### Exercise details:
Repeat the records verbatim and leave the pictures out of your copy.
____ Data to use
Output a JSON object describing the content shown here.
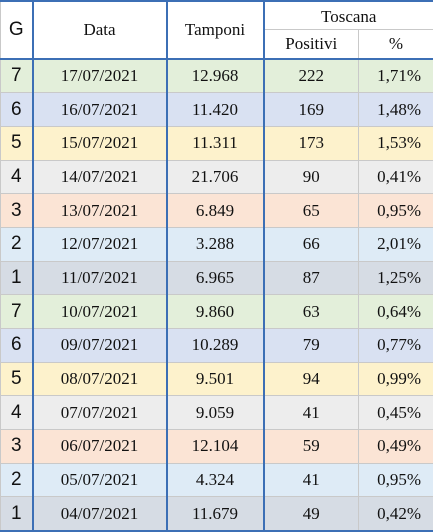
{
  "headers": {
    "g": "G",
    "data": "Data",
    "tamponi": "Tamponi",
    "region": "Toscana",
    "positivi": "Positivi",
    "percent": "%"
  },
  "rows": [
    {
      "g": "7",
      "data": "17/07/2021",
      "tamponi": "12.968",
      "positivi": "222",
      "pct": "1,71%"
    },
    {
      "g": "6",
      "data": "16/07/2021",
      "tamponi": "11.420",
      "positivi": "169",
      "pct": "1,48%"
    },
    {
      "g": "5",
      "data": "15/07/2021",
      "tamponi": "11.311",
      "positivi": "173",
      "pct": "1,53%"
    },
    {
      "g": "4",
      "data": "14/07/2021",
      "tamponi": "21.706",
      "positivi": "90",
      "pct": "0,41%"
    },
    {
      "g": "3",
      "data": "13/07/2021",
      "tamponi": "6.849",
      "positivi": "65",
      "pct": "0,95%"
    },
    {
      "g": "2",
      "data": "12/07/2021",
      "tamponi": "3.288",
      "positivi": "66",
      "pct": "2,01%"
    },
    {
      "g": "1",
      "data": "11/07/2021",
      "tamponi": "6.965",
      "positivi": "87",
      "pct": "1,25%"
    },
    {
      "g": "7",
      "data": "10/07/2021",
      "tamponi": "9.860",
      "positivi": "63",
      "pct": "0,64%"
    },
    {
      "g": "6",
      "data": "09/07/2021",
      "tamponi": "10.289",
      "positivi": "79",
      "pct": "0,77%"
    },
    {
      "g": "5",
      "data": "08/07/2021",
      "tamponi": "9.501",
      "positivi": "94",
      "pct": "0,99%"
    },
    {
      "g": "4",
      "data": "07/07/2021",
      "tamponi": "9.059",
      "positivi": "41",
      "pct": "0,45%"
    },
    {
      "g": "3",
      "data": "06/07/2021",
      "tamponi": "12.104",
      "positivi": "59",
      "pct": "0,49%"
    },
    {
      "g": "2",
      "data": "05/07/2021",
      "tamponi": "4.324",
      "positivi": "41",
      "pct": "0,95%"
    },
    {
      "g": "1",
      "data": "04/07/2021",
      "tamponi": "11.679",
      "positivi": "49",
      "pct": "0,42%"
    }
  ]
}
________
### Result:
Output a JSON object describing the content shown here.
{
  "headers": {
    "g": "G",
    "data": "Data",
    "tamponi": "Tamponi",
    "region": "Toscana",
    "positivi": "Positivi",
    "percent": "%"
  },
  "rows": [
    {
      "g": "7",
      "data": "17/07/2021",
      "tamponi": "12.968",
      "positivi": "222",
      "pct": "1,71%"
    },
    {
      "g": "6",
      "data": "16/07/2021",
      "tamponi": "11.420",
      "positivi": "169",
      "pct": "1,48%"
    },
    {
      "g": "5",
      "data": "15/07/2021",
      "tamponi": "11.311",
      "positivi": "173",
      "pct": "1,53%"
    },
    {
      "g": "4",
      "data": "14/07/2021",
      "tamponi": "21.706",
      "positivi": "90",
      "pct": "0,41%"
    },
    {
      "g": "3",
      "data": "13/07/2021",
      "tamponi": "6.849",
      "positivi": "65",
      "pct": "0,95%"
    },
    {
      "g": "2",
      "data": "12/07/2021",
      "tamponi": "3.288",
      "positivi": "66",
      "pct": "2,01%"
    },
    {
      "g": "1",
      "data": "11/07/2021",
      "tamponi": "6.965",
      "positivi": "87",
      "pct": "1,25%"
    },
    {
      "g": "7",
      "data": "10/07/2021",
      "tamponi": "9.860",
      "positivi": "63",
      "pct": "0,64%"
    },
    {
      "g": "6",
      "data": "09/07/2021",
      "tamponi": "10.289",
      "positivi": "79",
      "pct": "0,77%"
    },
    {
      "g": "5",
      "data": "08/07/2021",
      "tamponi": "9.501",
      "positivi": "94",
      "pct": "0,99%"
    },
    {
      "g": "4",
      "data": "07/07/2021",
      "tamponi": "9.059",
      "positivi": "41",
      "pct": "0,45%"
    },
    {
      "g": "3",
      "data": "06/07/2021",
      "tamponi": "12.104",
      "positivi": "59",
      "pct": "0,49%"
    },
    {
      "g": "2",
      "data": "05/07/2021",
      "tamponi": "4.324",
      "positivi": "41",
      "pct": "0,95%"
    },
    {
      "g": "1",
      "data": "04/07/2021",
      "tamponi": "11.679",
      "positivi": "49",
      "pct": "0,42%"
    }
  ]
}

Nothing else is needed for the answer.